What you will do:
Find every line of the listing below where "preset" appears, and copy it.

── Dataset entries ──

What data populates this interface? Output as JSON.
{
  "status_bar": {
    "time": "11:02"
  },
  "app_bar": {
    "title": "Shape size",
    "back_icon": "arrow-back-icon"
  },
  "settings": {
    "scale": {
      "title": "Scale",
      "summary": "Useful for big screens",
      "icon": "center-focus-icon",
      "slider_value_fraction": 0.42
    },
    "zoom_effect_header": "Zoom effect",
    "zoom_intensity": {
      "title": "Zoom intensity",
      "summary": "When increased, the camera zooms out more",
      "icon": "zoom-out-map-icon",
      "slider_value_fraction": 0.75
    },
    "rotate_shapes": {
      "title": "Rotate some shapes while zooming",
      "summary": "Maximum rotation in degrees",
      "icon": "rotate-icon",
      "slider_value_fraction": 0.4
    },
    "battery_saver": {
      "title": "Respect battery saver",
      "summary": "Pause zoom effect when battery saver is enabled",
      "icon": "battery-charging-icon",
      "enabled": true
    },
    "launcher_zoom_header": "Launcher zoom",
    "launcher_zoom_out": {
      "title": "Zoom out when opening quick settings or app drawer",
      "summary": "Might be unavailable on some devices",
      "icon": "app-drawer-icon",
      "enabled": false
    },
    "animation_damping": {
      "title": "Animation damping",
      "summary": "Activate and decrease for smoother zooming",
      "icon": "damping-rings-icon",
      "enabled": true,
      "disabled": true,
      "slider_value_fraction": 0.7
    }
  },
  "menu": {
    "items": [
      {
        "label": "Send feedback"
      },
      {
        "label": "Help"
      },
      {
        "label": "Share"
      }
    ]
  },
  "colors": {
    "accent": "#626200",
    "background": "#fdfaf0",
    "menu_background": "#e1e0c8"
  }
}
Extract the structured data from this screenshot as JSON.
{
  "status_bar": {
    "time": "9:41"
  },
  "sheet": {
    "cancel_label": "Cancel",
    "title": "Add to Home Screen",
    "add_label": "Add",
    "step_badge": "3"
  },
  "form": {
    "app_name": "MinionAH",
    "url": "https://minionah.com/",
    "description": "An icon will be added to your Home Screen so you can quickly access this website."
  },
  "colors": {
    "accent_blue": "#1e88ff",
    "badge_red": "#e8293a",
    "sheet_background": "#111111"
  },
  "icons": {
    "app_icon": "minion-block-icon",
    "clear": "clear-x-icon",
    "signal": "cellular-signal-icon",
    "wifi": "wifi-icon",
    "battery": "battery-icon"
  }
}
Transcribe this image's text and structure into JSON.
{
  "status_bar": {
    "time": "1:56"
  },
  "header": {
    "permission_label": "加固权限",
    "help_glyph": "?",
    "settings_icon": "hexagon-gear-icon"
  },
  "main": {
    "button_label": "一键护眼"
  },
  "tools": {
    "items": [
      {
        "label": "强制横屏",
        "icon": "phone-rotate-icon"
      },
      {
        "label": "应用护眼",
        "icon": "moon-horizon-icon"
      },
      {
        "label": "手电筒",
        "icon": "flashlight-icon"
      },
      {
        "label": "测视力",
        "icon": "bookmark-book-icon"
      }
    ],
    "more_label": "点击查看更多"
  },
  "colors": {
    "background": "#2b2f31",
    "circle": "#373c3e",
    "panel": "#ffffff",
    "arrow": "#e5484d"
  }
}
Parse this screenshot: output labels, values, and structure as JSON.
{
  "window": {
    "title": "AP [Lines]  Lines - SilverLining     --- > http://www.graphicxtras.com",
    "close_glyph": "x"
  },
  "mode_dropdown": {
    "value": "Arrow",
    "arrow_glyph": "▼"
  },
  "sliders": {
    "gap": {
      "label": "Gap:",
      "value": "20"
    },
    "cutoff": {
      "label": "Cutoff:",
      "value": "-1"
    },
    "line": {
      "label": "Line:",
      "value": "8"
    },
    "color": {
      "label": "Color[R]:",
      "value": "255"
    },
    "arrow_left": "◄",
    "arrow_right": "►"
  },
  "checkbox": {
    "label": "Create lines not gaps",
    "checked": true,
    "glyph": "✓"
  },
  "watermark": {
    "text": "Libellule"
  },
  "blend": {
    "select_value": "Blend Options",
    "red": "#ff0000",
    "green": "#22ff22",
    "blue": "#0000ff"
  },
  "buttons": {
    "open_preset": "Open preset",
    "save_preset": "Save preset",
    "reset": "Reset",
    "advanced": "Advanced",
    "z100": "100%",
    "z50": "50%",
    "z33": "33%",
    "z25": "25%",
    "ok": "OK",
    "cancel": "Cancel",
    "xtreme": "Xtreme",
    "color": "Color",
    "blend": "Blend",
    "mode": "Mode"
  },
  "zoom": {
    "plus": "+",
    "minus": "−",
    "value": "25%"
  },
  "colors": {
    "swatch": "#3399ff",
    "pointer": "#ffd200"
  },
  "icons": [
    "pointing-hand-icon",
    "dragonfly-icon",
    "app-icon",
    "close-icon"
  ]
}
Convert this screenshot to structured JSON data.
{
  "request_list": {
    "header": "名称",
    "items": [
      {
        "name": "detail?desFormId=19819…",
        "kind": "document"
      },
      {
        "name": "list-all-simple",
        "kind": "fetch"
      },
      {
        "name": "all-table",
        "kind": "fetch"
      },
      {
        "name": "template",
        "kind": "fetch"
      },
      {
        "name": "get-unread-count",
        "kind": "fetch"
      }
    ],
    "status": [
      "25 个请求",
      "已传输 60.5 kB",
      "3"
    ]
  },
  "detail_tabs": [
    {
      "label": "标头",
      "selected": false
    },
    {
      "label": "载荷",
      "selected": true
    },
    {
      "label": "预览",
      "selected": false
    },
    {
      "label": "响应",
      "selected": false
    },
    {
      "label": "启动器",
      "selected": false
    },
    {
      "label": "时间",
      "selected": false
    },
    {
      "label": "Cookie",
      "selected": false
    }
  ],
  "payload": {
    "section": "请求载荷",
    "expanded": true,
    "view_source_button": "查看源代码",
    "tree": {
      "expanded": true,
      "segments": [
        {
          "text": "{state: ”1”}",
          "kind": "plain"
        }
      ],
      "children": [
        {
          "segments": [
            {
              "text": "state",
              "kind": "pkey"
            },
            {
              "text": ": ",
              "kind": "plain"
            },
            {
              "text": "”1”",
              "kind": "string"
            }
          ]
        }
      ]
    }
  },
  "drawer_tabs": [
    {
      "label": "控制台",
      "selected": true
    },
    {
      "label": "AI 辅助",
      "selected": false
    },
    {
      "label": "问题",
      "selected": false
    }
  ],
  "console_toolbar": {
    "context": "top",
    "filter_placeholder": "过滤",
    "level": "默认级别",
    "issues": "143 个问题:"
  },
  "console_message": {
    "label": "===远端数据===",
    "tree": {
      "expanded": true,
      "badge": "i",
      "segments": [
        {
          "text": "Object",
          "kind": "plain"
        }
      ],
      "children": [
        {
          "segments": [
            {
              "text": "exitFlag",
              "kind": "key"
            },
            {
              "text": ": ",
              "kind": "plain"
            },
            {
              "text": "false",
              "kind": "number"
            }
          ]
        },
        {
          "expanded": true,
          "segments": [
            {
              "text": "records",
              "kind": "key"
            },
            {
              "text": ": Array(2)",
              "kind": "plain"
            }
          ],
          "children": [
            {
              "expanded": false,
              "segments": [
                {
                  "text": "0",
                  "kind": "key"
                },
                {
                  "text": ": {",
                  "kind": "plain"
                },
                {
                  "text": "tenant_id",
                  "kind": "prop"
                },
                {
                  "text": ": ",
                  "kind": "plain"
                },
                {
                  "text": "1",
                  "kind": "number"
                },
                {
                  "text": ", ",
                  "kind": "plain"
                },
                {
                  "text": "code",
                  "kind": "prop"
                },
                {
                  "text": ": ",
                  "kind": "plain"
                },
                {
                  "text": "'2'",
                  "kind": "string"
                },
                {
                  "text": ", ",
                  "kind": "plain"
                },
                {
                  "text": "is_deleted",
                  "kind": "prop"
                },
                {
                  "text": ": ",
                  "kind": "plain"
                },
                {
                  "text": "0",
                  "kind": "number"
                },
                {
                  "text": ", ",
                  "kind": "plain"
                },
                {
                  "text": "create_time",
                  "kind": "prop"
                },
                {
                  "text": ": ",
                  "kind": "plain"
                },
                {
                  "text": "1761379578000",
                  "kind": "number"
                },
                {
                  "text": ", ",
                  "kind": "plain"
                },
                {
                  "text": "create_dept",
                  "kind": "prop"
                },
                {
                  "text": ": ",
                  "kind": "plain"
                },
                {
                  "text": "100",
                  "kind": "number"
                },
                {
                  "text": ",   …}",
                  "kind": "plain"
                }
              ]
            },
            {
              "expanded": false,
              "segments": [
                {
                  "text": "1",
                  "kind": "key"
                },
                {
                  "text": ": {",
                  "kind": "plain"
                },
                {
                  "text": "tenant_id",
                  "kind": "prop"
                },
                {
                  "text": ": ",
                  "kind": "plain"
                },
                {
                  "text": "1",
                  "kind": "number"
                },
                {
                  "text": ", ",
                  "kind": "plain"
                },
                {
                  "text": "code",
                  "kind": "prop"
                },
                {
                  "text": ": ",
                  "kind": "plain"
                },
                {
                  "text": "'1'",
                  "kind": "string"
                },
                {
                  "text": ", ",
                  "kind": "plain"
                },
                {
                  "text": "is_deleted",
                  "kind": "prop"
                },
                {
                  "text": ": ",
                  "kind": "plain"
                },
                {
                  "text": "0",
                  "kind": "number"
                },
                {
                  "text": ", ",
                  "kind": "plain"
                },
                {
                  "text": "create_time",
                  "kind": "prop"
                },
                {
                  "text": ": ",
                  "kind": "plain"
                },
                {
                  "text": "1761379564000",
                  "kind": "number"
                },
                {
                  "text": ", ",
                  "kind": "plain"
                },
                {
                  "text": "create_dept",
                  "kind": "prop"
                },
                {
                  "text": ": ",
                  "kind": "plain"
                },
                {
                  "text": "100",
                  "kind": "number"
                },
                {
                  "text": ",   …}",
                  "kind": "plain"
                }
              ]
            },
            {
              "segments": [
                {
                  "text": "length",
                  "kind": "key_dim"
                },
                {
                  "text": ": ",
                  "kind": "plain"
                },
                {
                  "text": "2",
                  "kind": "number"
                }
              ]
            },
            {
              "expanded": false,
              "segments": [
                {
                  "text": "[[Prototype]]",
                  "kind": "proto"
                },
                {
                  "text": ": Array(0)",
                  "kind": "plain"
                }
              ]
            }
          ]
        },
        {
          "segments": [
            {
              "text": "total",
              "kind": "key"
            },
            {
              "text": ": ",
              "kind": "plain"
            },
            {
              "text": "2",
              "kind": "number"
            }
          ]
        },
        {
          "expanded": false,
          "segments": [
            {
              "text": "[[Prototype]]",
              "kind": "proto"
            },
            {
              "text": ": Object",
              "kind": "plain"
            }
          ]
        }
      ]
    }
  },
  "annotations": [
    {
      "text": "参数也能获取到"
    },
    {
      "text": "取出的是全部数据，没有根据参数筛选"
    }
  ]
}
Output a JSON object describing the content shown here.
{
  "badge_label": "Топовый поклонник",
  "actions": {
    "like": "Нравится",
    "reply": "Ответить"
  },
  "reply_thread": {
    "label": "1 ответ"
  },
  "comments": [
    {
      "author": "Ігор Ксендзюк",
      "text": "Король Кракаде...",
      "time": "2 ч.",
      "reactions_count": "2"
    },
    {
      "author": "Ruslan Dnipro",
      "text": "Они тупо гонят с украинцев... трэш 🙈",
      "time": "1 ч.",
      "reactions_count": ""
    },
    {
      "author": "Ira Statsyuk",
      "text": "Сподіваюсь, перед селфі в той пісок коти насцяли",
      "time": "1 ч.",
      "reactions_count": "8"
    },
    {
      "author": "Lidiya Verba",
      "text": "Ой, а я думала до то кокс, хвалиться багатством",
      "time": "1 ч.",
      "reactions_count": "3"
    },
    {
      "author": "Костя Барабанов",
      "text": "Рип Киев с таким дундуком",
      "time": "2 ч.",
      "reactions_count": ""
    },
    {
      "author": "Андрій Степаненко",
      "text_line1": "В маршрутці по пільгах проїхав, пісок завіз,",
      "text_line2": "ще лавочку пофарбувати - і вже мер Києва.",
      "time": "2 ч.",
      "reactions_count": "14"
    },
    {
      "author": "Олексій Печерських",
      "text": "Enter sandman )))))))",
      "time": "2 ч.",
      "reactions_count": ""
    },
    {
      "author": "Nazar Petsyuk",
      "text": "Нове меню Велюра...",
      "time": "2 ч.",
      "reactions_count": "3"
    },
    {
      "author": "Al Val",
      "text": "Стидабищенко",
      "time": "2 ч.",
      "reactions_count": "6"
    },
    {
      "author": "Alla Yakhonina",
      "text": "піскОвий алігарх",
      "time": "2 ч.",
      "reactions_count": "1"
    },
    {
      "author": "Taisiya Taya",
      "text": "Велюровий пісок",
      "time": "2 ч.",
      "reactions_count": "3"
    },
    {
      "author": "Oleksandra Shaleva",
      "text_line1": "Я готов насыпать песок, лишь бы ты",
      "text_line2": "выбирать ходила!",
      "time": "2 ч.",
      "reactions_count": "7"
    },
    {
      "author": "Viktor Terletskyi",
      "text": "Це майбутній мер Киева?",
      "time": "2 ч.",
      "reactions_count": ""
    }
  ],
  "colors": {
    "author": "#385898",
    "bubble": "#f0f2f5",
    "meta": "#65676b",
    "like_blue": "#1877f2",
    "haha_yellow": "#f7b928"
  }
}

───

Exercise answer:
    "open_preset": "Open preset",
    "save_preset": "Save preset",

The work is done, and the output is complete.